Figure contents as structured data:
#####

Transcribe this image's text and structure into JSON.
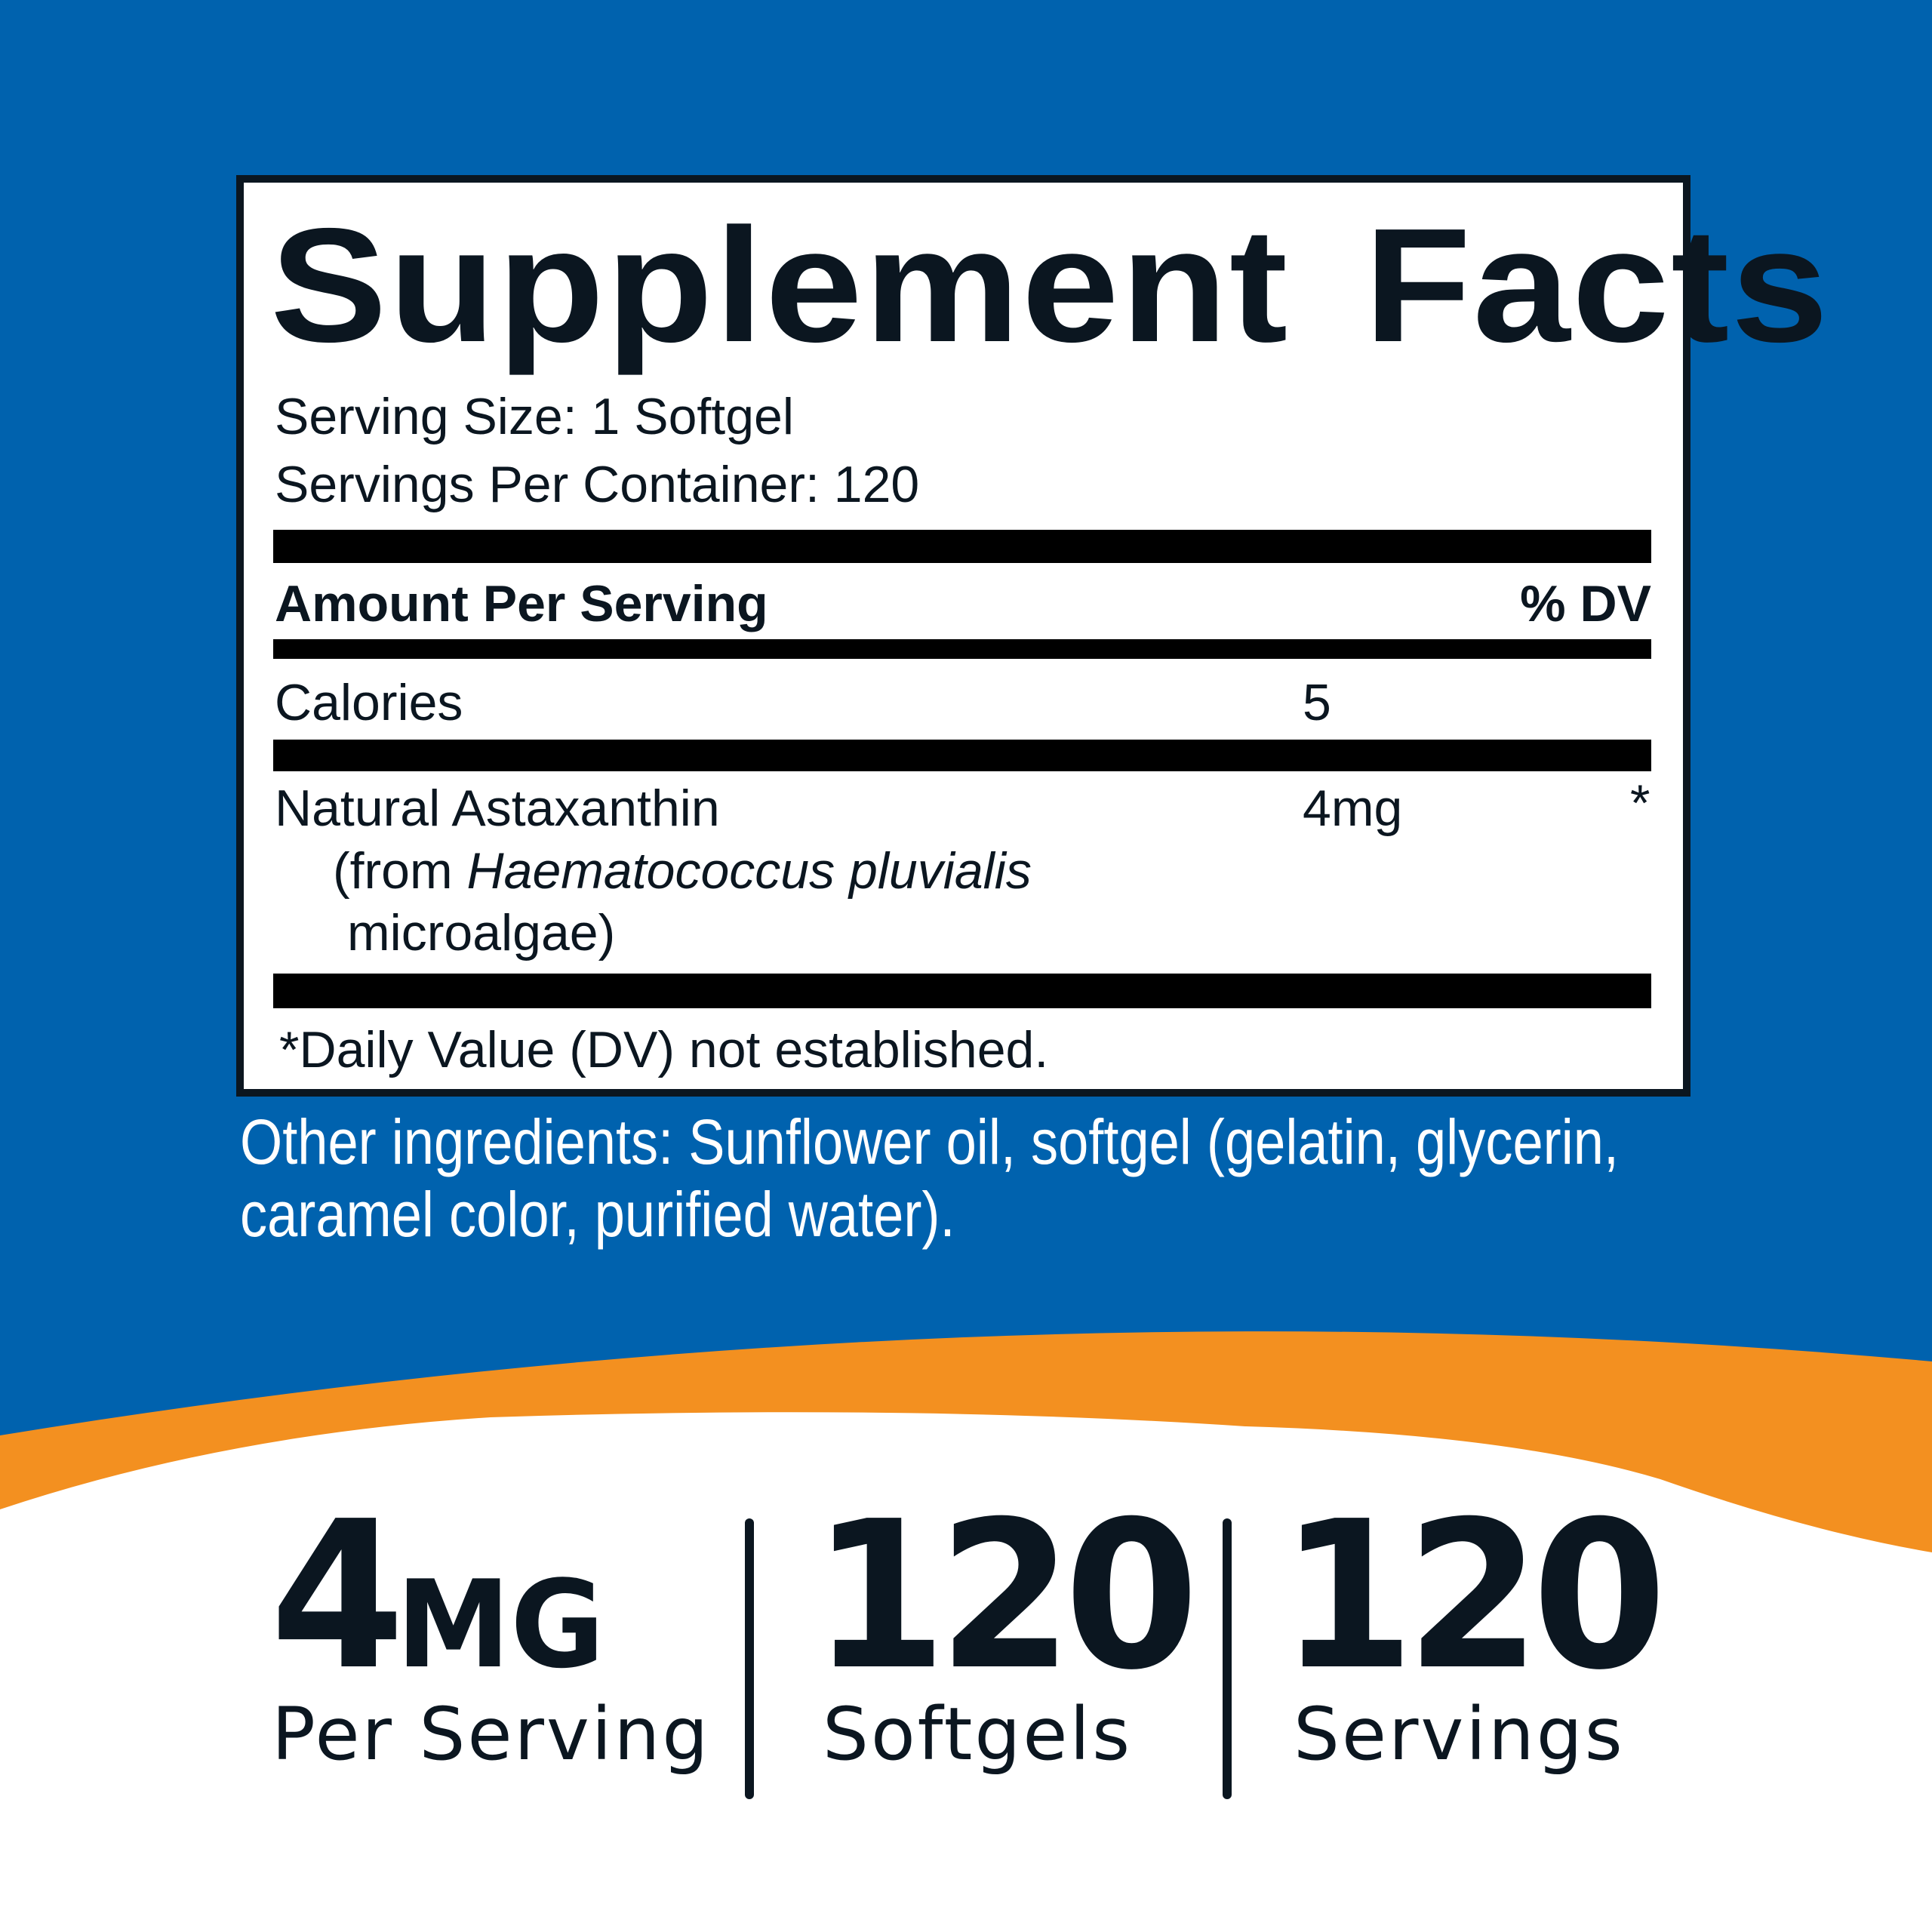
{
  "colors": {
    "background_blue": "#0062ae",
    "accent_orange": "#f39020",
    "text_dark": "#0b1620"
  },
  "facts": {
    "title": "Supplement Facts",
    "serving_size": "Serving Size: 1 Softgel",
    "servings_per_container": "Servings Per Container: 120",
    "header_amount": "Amount Per Serving",
    "header_dv": "% DV",
    "rows": [
      {
        "name": "Calories",
        "amount": "5",
        "dv": ""
      },
      {
        "name": "Natural Astaxanthin",
        "source_prefix": "(from ",
        "source_italic": "Haematococcus pluvialis",
        "source_suffix": "microalgae)",
        "amount": "4mg",
        "dv": "*"
      }
    ],
    "footnote": "*Daily Value (DV) not established."
  },
  "other_ingredients": {
    "line1": "Other ingredients: Sunflower oil, softgel (gelatin, glycerin,",
    "line2": "caramel color, purified water)."
  },
  "highlights": [
    {
      "value": "4",
      "unit": "MG",
      "label": "Per Serving"
    },
    {
      "value": "120",
      "label": "Softgels"
    },
    {
      "value": "120",
      "label": "Servings"
    }
  ]
}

#####

→ PROBLEM TO WORK ON:
Every record above should be written out again exactly; the pictures stay out of the copy.

→ SOLUTION FOR THIS TASK:
Transcribe this image's text and structure into JSON.
{
  "colors": {
    "background_blue": "#0062ae",
    "accent_orange": "#f39020",
    "text_dark": "#0b1620"
  },
  "facts": {
    "title": "Supplement Facts",
    "serving_size": "Serving Size: 1 Softgel",
    "servings_per_container": "Servings Per Container: 120",
    "header_amount": "Amount Per Serving",
    "header_dv": "% DV",
    "rows": [
      {
        "name": "Calories",
        "amount": "5",
        "dv": ""
      },
      {
        "name": "Natural Astaxanthin",
        "source_prefix": "(from ",
        "source_italic": "Haematococcus pluvialis",
        "source_suffix": "microalgae)",
        "amount": "4mg",
        "dv": "*"
      }
    ],
    "footnote": "*Daily Value (DV) not established."
  },
  "other_ingredients": {
    "line1": "Other ingredients: Sunflower oil, softgel (gelatin, glycerin,",
    "line2": "caramel color, purified water)."
  },
  "highlights": [
    {
      "value": "4",
      "unit": "MG",
      "label": "Per Serving"
    },
    {
      "value": "120",
      "label": "Softgels"
    },
    {
      "value": "120",
      "label": "Servings"
    }
  ]
}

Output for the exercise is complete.